### What you should do
Tally up the lines that include "name" and state that number by itself.
--- start of Material for this task ---
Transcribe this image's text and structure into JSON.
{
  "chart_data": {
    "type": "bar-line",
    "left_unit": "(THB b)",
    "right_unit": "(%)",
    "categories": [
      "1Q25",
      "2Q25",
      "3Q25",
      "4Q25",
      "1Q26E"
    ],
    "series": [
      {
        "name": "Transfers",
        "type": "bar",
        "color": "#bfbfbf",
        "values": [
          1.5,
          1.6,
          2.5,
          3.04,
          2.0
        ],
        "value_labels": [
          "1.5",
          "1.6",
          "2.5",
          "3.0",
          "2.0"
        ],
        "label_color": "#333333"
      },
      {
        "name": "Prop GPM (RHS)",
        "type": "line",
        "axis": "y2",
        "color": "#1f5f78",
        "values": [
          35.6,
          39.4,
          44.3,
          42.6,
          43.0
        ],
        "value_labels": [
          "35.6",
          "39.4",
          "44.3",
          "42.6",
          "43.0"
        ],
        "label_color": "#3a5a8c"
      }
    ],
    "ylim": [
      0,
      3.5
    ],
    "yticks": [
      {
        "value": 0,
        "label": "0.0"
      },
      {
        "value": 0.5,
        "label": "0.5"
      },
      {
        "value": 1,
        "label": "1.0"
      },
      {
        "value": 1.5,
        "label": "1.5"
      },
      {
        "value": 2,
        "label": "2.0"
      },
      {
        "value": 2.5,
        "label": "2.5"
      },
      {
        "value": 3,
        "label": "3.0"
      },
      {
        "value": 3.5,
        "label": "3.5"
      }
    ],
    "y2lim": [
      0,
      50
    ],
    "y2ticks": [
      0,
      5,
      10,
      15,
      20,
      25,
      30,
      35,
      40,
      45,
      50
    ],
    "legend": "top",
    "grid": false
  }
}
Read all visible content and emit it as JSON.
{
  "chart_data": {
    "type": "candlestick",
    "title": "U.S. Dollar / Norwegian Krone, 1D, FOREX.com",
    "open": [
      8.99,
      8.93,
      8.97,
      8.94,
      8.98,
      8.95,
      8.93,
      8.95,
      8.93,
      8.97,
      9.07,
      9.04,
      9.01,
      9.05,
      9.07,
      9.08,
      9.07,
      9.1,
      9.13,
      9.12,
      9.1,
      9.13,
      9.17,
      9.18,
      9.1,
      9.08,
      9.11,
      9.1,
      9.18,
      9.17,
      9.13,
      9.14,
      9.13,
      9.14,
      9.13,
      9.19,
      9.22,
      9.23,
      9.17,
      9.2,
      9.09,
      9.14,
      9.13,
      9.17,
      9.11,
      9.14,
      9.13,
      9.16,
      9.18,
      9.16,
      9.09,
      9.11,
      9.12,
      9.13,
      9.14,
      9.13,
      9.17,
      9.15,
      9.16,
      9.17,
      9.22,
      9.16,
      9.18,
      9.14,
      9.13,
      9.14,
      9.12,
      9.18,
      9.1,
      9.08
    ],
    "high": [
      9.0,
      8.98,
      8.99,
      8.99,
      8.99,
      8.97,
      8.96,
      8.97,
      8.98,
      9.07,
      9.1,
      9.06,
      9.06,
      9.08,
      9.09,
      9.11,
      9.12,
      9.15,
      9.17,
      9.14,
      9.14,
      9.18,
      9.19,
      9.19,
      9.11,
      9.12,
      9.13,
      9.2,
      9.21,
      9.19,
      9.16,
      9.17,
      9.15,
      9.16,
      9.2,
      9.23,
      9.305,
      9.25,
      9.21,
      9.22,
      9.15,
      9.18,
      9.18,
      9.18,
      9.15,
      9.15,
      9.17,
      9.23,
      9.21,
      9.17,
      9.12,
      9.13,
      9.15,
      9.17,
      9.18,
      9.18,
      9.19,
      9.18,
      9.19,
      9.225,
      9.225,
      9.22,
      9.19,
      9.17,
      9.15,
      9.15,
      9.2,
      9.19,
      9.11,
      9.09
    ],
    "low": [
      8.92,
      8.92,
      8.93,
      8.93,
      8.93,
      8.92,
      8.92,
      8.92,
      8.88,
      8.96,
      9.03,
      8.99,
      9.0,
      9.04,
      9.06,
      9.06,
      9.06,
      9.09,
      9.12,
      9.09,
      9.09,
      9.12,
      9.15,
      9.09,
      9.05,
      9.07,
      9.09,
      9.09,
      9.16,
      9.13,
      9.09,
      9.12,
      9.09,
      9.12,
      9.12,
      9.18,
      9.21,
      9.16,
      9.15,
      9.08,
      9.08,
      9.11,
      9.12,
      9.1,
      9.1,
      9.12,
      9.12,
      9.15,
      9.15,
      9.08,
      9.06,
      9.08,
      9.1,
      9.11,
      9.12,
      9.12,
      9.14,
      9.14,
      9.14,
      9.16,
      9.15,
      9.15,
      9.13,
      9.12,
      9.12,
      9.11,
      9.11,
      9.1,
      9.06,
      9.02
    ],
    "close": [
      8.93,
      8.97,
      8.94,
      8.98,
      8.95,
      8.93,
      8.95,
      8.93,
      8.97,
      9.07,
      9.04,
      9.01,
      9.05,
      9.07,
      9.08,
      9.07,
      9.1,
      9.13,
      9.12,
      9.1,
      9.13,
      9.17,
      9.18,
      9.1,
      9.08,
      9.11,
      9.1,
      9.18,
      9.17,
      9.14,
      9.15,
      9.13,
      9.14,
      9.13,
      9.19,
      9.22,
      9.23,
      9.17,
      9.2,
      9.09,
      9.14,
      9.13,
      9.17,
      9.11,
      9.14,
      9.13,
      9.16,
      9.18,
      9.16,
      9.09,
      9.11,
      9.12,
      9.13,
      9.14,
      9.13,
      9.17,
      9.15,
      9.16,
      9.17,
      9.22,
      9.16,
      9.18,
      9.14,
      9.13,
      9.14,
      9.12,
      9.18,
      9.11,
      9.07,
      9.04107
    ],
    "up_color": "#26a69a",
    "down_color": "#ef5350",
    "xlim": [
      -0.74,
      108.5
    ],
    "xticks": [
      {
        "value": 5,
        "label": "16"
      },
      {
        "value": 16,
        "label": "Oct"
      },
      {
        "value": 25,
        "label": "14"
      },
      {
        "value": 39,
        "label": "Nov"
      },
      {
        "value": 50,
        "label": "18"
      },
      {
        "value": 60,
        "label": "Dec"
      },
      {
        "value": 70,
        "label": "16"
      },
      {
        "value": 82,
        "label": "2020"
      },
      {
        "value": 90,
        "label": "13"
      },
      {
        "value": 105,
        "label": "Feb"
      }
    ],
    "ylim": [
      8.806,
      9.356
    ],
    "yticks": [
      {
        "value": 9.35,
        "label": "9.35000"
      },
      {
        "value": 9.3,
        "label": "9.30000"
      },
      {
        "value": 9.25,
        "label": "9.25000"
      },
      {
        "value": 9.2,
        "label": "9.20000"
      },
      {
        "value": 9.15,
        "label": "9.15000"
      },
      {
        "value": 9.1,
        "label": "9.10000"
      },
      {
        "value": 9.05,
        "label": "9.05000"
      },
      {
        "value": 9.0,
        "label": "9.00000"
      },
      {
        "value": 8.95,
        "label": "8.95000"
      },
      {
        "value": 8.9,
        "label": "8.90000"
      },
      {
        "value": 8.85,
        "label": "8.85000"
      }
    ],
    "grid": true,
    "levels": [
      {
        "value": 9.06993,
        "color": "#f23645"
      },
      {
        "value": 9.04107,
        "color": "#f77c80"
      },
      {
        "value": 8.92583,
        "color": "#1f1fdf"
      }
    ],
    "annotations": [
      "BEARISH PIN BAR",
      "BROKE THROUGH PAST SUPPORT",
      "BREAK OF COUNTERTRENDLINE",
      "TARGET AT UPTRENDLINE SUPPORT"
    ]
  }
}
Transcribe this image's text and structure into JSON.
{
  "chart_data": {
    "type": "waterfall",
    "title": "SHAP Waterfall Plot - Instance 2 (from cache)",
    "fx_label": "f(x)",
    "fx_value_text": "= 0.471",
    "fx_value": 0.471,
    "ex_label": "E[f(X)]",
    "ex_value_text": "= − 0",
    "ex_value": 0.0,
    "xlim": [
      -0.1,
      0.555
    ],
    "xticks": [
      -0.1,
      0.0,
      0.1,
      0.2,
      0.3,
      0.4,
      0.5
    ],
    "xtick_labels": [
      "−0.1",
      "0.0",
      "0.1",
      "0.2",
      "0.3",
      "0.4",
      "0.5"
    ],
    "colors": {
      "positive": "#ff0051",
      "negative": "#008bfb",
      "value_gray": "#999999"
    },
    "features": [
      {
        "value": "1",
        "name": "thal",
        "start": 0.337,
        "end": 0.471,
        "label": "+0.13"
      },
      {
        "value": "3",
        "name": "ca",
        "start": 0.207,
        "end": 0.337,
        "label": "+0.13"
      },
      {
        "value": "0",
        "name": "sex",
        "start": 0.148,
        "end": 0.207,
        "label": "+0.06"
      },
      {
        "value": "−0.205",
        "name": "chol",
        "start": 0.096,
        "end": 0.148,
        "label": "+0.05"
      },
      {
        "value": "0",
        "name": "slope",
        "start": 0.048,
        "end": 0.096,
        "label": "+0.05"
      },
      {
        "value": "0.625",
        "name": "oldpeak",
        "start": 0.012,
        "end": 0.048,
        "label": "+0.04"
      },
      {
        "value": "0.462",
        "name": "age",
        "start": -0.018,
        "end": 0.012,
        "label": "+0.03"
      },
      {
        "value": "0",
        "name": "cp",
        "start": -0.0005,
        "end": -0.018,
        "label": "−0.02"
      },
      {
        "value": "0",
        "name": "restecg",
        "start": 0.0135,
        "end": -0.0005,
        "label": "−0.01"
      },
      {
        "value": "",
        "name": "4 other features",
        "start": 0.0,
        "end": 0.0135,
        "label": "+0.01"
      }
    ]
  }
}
--- end of Material for this task ---
### Exercise output
12